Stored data
-- start --

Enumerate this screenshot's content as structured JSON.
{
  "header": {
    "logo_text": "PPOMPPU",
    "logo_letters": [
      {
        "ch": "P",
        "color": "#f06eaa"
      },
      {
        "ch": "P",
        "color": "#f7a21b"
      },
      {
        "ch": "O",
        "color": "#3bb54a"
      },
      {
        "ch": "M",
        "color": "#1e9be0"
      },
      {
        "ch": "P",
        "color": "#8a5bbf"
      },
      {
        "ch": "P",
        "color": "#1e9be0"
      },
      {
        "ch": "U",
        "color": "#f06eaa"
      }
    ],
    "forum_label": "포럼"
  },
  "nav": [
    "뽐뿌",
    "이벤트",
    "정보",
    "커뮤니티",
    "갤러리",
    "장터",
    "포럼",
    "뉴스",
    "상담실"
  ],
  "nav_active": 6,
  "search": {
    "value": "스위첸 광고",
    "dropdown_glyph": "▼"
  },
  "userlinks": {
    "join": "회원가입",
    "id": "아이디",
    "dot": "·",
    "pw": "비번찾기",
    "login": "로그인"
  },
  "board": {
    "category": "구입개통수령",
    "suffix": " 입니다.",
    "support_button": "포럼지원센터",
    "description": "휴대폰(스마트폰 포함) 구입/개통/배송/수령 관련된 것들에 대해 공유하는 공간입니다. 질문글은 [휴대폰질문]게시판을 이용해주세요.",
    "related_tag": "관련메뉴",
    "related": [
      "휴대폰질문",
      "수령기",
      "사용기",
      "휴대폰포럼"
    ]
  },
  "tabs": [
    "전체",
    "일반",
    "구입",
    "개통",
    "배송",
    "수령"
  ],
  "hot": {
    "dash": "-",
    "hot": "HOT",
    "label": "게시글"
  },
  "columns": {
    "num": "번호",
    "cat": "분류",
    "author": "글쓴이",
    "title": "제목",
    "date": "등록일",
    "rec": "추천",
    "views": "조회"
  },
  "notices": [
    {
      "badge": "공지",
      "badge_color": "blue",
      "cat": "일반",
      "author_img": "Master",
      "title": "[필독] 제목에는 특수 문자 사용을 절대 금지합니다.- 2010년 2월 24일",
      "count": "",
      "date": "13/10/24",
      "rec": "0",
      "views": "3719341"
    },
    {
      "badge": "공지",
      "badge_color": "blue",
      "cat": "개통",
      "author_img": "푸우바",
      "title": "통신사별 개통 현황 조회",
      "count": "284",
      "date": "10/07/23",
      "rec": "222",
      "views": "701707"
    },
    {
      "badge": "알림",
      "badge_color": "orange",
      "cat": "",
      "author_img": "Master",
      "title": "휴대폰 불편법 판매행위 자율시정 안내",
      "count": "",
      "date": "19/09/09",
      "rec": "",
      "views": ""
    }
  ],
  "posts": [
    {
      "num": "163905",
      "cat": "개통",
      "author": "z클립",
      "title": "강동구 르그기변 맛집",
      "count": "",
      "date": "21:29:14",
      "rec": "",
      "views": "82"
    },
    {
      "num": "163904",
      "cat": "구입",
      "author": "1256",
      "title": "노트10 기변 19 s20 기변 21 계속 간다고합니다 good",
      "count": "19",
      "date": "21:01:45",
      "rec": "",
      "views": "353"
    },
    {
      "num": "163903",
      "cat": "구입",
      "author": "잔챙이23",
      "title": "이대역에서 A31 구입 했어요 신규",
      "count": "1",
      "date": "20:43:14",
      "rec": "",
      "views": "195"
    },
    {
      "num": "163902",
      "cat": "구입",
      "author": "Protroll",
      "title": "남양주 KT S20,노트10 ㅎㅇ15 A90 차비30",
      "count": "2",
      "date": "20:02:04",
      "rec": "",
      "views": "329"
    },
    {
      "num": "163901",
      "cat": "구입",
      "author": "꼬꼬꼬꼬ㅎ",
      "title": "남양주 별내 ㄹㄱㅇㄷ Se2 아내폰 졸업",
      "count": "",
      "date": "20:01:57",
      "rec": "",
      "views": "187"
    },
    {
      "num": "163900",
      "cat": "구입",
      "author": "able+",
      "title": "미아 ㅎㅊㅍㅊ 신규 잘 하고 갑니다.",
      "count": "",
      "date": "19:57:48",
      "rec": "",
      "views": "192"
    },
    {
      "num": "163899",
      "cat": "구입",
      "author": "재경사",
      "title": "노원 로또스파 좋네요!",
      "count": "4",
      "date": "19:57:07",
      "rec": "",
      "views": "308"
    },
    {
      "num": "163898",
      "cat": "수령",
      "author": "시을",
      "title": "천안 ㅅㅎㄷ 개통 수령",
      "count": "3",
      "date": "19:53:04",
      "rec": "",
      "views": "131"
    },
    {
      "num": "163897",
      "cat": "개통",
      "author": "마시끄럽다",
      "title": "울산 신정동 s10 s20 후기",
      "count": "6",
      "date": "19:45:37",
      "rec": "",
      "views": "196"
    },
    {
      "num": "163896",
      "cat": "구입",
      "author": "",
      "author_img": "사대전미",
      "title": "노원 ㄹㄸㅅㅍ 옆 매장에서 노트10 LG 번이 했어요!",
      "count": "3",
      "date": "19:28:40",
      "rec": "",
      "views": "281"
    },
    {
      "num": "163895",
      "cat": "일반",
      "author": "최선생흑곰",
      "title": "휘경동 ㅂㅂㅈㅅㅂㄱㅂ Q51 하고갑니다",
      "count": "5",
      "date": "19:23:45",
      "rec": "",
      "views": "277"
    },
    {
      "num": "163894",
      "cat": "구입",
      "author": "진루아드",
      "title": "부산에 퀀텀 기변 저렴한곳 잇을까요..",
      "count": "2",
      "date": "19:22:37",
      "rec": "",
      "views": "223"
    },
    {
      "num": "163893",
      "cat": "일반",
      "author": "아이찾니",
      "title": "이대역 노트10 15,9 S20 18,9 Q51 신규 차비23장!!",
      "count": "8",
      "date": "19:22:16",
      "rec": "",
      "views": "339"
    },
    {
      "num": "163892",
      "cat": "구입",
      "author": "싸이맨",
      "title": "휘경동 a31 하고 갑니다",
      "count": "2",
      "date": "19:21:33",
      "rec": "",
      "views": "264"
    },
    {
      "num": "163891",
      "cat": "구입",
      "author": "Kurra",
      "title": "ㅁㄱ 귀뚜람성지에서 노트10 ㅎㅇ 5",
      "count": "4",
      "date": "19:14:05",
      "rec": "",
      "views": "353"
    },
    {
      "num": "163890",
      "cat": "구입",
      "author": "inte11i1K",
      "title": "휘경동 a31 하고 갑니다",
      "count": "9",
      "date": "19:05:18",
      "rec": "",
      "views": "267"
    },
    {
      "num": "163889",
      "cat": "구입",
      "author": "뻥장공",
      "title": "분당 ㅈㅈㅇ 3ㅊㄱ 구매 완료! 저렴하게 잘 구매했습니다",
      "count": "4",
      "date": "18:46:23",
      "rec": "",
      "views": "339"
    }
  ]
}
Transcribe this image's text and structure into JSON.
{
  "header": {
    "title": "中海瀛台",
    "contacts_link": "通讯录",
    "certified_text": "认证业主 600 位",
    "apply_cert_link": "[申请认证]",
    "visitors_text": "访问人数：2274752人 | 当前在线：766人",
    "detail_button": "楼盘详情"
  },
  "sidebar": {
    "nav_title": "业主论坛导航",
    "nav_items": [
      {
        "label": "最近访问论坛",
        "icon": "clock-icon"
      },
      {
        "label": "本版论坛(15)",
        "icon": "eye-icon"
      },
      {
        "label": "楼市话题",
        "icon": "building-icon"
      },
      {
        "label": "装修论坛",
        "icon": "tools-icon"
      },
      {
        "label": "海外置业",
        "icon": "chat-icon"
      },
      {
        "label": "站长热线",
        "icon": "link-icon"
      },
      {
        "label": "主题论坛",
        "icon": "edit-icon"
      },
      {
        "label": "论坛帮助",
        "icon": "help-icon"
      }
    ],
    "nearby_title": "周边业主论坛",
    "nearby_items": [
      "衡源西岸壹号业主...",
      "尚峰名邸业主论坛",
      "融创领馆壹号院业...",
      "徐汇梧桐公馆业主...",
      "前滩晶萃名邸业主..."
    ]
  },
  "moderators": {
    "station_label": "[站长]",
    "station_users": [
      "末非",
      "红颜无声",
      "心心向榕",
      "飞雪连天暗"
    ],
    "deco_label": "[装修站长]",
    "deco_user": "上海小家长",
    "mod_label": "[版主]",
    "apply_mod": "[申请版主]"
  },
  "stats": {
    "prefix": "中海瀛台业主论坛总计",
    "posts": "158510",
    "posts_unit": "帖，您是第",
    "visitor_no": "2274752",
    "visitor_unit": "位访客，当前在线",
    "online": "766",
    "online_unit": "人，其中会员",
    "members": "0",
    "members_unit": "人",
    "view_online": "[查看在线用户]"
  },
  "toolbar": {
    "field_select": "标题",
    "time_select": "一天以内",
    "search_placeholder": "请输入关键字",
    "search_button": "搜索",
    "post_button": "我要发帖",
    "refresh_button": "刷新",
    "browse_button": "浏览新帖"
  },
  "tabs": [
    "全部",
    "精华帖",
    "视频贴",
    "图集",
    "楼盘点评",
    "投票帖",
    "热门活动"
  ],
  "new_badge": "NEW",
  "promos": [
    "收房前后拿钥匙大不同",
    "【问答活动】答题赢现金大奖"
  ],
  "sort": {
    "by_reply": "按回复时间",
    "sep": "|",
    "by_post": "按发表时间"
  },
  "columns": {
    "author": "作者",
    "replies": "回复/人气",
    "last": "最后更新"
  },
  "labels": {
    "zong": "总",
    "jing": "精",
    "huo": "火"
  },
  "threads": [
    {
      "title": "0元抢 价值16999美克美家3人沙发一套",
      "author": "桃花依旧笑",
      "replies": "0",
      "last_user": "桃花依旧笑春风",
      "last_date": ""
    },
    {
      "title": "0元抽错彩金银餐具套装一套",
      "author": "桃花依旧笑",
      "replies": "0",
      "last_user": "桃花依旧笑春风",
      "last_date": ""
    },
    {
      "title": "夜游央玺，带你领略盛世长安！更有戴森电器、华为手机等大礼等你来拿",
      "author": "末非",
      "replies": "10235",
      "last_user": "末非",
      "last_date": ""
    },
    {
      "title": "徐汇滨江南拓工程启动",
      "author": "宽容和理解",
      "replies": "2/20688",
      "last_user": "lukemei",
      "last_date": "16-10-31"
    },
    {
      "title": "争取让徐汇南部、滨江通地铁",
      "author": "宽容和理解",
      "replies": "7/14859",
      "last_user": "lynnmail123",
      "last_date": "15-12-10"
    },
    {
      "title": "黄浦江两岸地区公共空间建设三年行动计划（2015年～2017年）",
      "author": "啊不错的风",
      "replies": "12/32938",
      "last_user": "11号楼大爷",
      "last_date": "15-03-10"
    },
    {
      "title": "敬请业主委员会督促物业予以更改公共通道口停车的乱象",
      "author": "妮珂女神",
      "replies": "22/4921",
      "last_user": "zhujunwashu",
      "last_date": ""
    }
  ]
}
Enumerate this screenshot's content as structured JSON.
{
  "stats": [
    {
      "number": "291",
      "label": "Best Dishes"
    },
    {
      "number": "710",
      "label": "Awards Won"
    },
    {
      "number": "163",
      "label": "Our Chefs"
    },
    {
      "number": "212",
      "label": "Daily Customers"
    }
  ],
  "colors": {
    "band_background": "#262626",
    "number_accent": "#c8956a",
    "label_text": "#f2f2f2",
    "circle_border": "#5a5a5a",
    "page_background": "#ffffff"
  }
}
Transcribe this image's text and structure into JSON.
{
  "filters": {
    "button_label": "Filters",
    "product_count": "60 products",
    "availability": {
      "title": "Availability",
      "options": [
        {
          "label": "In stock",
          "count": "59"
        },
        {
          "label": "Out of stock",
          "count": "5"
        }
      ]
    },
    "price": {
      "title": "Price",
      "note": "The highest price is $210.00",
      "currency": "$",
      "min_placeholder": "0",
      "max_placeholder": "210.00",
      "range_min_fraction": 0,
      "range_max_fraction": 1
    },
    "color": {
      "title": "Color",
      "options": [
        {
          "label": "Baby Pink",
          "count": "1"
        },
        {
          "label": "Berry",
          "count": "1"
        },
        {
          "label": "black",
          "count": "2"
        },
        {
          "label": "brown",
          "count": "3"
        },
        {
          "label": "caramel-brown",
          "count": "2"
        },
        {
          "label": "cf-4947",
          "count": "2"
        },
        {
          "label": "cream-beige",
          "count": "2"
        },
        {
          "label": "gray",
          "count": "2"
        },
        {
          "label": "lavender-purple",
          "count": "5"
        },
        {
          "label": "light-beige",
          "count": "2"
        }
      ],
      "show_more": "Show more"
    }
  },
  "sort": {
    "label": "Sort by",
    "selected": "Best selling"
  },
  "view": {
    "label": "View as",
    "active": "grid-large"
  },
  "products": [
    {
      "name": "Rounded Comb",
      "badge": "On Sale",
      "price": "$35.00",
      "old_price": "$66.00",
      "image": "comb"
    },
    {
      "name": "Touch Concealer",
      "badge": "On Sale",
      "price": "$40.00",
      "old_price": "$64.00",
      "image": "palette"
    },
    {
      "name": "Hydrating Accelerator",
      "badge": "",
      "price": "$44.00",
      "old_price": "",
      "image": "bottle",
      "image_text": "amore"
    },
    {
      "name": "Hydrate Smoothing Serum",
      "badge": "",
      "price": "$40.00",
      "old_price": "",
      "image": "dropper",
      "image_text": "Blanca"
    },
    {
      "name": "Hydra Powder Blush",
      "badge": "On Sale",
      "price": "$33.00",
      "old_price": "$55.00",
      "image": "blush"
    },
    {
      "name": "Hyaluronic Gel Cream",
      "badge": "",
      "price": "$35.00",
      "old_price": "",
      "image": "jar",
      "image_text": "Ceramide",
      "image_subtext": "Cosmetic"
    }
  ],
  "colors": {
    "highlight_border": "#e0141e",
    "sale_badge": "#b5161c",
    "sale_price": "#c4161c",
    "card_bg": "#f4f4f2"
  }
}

-- end --

**REQUIREMENTS:**
How many lines of the listing above include the word "휴대폰질문"? State the number and nothing else.

**RESULT FOR THIS TASK:**
2